- [WORK INSTRUCTIONS]
Restate the entries below without a single change.

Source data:
Content starts

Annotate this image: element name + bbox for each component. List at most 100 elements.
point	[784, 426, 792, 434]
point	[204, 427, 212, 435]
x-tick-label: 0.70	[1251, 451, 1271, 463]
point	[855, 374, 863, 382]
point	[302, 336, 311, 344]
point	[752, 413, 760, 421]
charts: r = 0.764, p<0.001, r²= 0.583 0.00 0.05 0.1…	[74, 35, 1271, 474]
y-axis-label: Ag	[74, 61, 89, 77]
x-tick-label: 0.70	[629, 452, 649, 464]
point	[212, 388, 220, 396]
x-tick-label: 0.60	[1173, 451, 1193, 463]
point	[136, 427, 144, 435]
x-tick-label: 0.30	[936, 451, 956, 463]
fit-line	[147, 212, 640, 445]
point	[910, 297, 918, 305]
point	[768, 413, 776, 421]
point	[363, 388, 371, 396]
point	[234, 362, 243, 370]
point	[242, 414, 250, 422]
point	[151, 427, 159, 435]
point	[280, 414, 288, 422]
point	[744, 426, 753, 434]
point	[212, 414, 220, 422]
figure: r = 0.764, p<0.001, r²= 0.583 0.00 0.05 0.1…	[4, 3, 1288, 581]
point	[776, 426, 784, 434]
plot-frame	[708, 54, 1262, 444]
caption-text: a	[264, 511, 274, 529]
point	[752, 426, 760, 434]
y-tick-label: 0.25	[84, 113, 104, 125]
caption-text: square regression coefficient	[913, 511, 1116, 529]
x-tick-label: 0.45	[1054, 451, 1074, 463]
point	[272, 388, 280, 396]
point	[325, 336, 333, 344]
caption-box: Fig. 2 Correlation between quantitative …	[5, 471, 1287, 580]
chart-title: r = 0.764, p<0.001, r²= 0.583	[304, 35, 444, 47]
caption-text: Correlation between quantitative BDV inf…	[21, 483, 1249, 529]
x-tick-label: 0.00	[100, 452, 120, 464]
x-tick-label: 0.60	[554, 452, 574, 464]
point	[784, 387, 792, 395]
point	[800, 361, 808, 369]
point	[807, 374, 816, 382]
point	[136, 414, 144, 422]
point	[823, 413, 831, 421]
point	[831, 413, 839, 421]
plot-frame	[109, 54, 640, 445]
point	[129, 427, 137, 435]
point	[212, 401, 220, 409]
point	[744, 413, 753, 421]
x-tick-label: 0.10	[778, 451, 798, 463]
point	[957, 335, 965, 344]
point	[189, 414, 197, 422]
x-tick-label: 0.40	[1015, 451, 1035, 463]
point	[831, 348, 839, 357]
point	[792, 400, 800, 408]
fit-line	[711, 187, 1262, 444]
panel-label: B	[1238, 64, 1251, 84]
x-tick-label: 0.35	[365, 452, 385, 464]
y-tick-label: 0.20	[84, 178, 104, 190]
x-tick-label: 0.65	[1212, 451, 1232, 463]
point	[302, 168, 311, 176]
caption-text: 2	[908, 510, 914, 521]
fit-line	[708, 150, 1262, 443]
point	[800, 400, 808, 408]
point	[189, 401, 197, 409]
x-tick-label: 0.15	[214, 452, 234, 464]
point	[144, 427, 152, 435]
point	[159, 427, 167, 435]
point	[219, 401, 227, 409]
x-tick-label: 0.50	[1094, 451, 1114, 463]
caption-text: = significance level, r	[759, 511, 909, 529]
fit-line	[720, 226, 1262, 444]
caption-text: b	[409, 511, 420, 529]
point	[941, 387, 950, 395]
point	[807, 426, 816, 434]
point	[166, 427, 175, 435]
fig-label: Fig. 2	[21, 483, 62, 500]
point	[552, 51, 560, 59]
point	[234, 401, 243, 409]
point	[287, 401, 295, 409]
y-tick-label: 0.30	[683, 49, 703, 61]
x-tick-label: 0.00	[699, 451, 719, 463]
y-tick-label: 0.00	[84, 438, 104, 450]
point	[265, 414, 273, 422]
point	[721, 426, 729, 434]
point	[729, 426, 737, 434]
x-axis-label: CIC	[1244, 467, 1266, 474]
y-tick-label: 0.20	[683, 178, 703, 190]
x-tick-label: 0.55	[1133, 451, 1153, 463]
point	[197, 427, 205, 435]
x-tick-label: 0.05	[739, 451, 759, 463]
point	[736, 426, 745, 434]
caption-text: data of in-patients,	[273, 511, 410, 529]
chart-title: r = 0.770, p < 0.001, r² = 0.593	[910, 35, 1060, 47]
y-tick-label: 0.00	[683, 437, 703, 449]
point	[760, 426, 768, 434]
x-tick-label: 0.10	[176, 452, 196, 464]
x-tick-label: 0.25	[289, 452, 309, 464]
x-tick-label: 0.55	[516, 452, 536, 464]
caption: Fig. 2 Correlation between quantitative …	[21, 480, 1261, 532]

Content ends

- [SOLUTION BELOW]
Annotate this image: element name + bbox for each component. List at most 100 elements.
point	[784, 426, 792, 434]
point	[204, 427, 212, 435]
x-tick-label: 0.70	[1251, 451, 1271, 463]
point	[855, 374, 863, 382]
point	[302, 336, 311, 344]
point	[752, 413, 760, 421]
charts: r = 0.764, p<0.001, r²= 0.583 0.00 0.05 0.1…	[74, 35, 1271, 474]
y-axis-label: Ag	[74, 61, 89, 77]
x-tick-label: 0.70	[629, 452, 649, 464]
point	[212, 388, 220, 396]
x-tick-label: 0.60	[1173, 451, 1193, 463]
point	[136, 427, 144, 435]
x-tick-label: 0.30	[936, 451, 956, 463]
fit-line	[147, 212, 640, 445]
point	[910, 297, 918, 305]
point	[768, 413, 776, 421]
point	[363, 388, 371, 396]
point	[234, 362, 243, 370]
point	[242, 414, 250, 422]
point	[151, 427, 159, 435]
point	[280, 414, 288, 422]
point	[744, 426, 753, 434]
point	[212, 414, 220, 422]
figure: r = 0.764, p<0.001, r²= 0.583 0.00 0.05 0.1…	[4, 3, 1288, 581]
point	[776, 426, 784, 434]
plot-frame	[708, 54, 1262, 444]
caption-text: a	[264, 511, 274, 529]
point	[752, 426, 760, 434]
y-tick-label: 0.25	[84, 113, 104, 125]
caption-text: square regression coefficient	[913, 511, 1116, 529]
x-tick-label: 0.45	[1054, 451, 1074, 463]
point	[272, 388, 280, 396]
point	[325, 336, 333, 344]
caption-box: Fig. 2 Correlation between quantitative …	[5, 471, 1287, 580]
chart-title: r = 0.764, p<0.001, r²= 0.583	[304, 35, 444, 47]
caption-text: Correlation between quantitative BDV inf…	[21, 483, 1249, 529]
x-tick-label: 0.00	[100, 452, 120, 464]
x-tick-label: 0.60	[554, 452, 574, 464]
point	[784, 387, 792, 395]
point	[800, 361, 808, 369]
point	[807, 374, 816, 382]
point	[136, 414, 144, 422]
point	[823, 413, 831, 421]
point	[831, 413, 839, 421]
plot-frame	[109, 54, 640, 445]
point	[129, 427, 137, 435]
point	[212, 401, 220, 409]
point	[744, 413, 753, 421]
x-tick-label: 0.10	[778, 451, 798, 463]
point	[957, 335, 965, 344]
point	[189, 414, 197, 422]
x-tick-label: 0.40	[1015, 451, 1035, 463]
point	[831, 348, 839, 357]
point	[792, 400, 800, 408]
fit-line	[711, 187, 1262, 444]
panel-label: B	[1238, 64, 1251, 84]
x-tick-label: 0.35	[365, 452, 385, 464]
y-tick-label: 0.20	[84, 178, 104, 190]
x-tick-label: 0.65	[1212, 451, 1232, 463]
point	[302, 168, 311, 176]
caption-text: 2	[908, 510, 914, 521]
fit-line	[708, 150, 1262, 443]
point	[800, 400, 808, 408]
point	[189, 401, 197, 409]
x-tick-label: 0.15	[214, 452, 234, 464]
point	[144, 427, 152, 435]
point	[159, 427, 167, 435]
point	[219, 401, 227, 409]
x-tick-label: 0.50	[1094, 451, 1114, 463]
caption-text: = significance level, r	[759, 511, 909, 529]
fit-line	[720, 226, 1262, 444]
caption-text: b	[409, 511, 420, 529]
point	[941, 387, 950, 395]
point	[807, 426, 816, 434]
point	[166, 427, 175, 435]
fig-label: Fig. 2	[21, 483, 62, 500]
point	[552, 51, 560, 59]
point	[234, 401, 243, 409]
point	[287, 401, 295, 409]
y-tick-label: 0.30	[683, 49, 703, 61]
x-tick-label: 0.00	[699, 451, 719, 463]
y-tick-label: 0.00	[84, 438, 104, 450]
point	[265, 414, 273, 422]
point	[721, 426, 729, 434]
point	[729, 426, 737, 434]
x-axis-label: CIC	[1244, 467, 1266, 474]
y-tick-label: 0.20	[683, 178, 703, 190]
x-tick-label: 0.55	[1133, 451, 1153, 463]
point	[197, 427, 205, 435]
x-tick-label: 0.05	[739, 451, 759, 463]
point	[736, 426, 745, 434]
caption-text: data of in-patients,	[273, 511, 410, 529]
chart-title: r = 0.770, p < 0.001, r² = 0.593	[910, 35, 1060, 47]
y-tick-label: 0.00	[683, 437, 703, 449]
point	[760, 426, 768, 434]
x-tick-label: 0.10	[176, 452, 196, 464]
x-tick-label: 0.25	[289, 452, 309, 464]
x-tick-label: 0.55	[516, 452, 536, 464]
caption: Fig. 2 Correlation between quantitative …	[21, 480, 1261, 532]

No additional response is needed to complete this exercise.